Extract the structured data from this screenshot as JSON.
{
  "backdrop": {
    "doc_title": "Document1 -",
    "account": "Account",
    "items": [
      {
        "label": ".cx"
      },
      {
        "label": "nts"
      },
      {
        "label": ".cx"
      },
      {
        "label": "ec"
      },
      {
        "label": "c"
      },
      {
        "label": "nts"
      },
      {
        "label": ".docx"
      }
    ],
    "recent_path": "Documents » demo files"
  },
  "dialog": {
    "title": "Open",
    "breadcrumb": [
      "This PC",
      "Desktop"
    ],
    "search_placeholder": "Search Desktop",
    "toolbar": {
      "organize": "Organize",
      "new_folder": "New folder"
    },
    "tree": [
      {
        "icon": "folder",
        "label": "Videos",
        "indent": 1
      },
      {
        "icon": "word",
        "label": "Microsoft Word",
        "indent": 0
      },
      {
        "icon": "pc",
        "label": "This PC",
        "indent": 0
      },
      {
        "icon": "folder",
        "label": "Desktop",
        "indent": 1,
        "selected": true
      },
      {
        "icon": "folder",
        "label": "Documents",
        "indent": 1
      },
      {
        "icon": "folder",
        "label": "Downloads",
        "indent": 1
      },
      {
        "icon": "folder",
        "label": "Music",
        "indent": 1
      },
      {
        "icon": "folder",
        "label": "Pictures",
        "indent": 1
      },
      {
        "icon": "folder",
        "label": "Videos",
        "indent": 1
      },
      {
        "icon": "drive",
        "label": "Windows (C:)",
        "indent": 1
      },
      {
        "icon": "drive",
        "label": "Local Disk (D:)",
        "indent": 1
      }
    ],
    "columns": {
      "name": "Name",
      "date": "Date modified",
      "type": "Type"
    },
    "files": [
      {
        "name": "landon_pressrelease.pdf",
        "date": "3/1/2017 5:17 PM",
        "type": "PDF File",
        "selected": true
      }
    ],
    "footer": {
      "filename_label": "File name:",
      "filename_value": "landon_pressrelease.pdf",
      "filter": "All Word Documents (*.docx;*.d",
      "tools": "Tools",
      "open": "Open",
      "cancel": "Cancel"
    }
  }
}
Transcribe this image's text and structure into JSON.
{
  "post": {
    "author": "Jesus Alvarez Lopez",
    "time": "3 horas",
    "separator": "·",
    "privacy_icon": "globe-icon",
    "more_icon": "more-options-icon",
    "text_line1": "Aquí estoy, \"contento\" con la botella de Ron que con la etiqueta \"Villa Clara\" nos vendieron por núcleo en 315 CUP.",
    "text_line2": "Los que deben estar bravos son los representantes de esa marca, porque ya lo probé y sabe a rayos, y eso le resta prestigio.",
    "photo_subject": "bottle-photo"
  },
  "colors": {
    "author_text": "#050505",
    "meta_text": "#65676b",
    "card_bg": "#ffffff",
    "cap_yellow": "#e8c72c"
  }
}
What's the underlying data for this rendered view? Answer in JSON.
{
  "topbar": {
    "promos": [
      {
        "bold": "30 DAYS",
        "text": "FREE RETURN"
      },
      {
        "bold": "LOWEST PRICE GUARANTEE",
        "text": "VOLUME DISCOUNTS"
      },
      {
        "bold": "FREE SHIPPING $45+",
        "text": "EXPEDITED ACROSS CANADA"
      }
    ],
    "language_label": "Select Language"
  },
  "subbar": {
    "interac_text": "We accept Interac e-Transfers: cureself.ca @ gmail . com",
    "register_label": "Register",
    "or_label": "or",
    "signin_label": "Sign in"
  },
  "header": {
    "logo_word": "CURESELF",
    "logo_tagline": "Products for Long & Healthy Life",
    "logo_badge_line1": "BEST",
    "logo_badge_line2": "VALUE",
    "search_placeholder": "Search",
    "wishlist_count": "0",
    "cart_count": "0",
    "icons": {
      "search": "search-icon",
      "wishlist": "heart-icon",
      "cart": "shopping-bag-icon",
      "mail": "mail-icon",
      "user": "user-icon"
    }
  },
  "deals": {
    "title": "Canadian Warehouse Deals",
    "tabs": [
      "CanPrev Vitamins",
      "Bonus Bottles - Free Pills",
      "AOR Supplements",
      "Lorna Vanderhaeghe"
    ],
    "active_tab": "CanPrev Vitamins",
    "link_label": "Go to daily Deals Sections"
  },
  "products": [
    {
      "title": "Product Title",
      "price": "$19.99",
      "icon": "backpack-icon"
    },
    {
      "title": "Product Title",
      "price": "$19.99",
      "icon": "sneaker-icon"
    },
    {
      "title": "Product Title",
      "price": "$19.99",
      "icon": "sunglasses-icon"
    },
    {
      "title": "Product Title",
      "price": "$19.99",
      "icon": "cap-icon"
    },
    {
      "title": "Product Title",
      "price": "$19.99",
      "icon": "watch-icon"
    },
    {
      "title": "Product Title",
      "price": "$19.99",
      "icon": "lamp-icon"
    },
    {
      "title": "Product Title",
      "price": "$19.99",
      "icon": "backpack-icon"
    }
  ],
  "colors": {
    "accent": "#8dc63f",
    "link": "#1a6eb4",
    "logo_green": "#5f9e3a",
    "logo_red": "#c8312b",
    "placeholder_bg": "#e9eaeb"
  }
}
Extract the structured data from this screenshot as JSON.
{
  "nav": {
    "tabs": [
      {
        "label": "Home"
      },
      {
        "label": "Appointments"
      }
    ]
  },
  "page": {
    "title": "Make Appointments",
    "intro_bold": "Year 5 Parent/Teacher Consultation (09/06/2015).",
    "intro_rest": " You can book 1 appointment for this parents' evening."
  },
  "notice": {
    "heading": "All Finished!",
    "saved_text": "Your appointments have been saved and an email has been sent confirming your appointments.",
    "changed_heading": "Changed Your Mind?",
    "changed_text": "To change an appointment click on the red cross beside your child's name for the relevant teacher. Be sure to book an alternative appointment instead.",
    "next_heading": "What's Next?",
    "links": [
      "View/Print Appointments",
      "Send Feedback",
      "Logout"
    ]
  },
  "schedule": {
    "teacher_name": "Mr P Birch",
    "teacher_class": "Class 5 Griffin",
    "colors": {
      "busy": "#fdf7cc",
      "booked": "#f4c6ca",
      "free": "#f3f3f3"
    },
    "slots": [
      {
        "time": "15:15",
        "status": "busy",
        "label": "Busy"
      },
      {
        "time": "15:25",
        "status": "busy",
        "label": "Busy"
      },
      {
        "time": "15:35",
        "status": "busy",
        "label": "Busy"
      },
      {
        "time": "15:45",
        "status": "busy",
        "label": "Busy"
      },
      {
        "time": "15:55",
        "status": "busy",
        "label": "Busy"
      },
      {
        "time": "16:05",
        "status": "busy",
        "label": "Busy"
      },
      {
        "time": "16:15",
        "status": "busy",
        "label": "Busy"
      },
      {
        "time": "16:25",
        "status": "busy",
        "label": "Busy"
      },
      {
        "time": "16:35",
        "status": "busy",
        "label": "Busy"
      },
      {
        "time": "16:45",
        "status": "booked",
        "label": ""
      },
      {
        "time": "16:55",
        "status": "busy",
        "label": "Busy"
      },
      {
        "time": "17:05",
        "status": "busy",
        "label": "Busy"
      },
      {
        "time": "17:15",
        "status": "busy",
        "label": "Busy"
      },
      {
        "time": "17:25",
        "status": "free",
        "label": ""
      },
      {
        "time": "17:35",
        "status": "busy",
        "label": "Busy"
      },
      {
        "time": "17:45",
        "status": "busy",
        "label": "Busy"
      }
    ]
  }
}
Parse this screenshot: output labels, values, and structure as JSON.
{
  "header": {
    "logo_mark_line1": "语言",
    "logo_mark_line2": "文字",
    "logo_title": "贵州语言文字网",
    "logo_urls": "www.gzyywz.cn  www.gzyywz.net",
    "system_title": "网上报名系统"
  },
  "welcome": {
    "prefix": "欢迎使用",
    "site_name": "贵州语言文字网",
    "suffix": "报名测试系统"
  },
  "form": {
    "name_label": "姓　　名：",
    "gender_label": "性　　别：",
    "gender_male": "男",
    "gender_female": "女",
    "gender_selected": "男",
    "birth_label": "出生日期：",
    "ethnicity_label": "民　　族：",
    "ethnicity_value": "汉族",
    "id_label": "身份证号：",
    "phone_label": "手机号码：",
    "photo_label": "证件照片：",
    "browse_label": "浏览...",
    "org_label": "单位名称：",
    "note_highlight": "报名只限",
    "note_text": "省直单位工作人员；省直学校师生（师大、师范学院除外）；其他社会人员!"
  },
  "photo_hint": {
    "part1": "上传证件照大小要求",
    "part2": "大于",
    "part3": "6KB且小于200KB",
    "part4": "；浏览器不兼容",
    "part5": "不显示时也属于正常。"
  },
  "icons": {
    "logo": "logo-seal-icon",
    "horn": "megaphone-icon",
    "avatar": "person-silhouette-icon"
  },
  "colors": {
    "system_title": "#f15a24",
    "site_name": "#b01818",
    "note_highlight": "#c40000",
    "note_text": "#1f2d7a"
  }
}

*-*-*

(TASK DESCRIPTION):
Across the records, how many lines contain "docx"? Only the number should be given.

(RESULT FOR THIS TASK):
2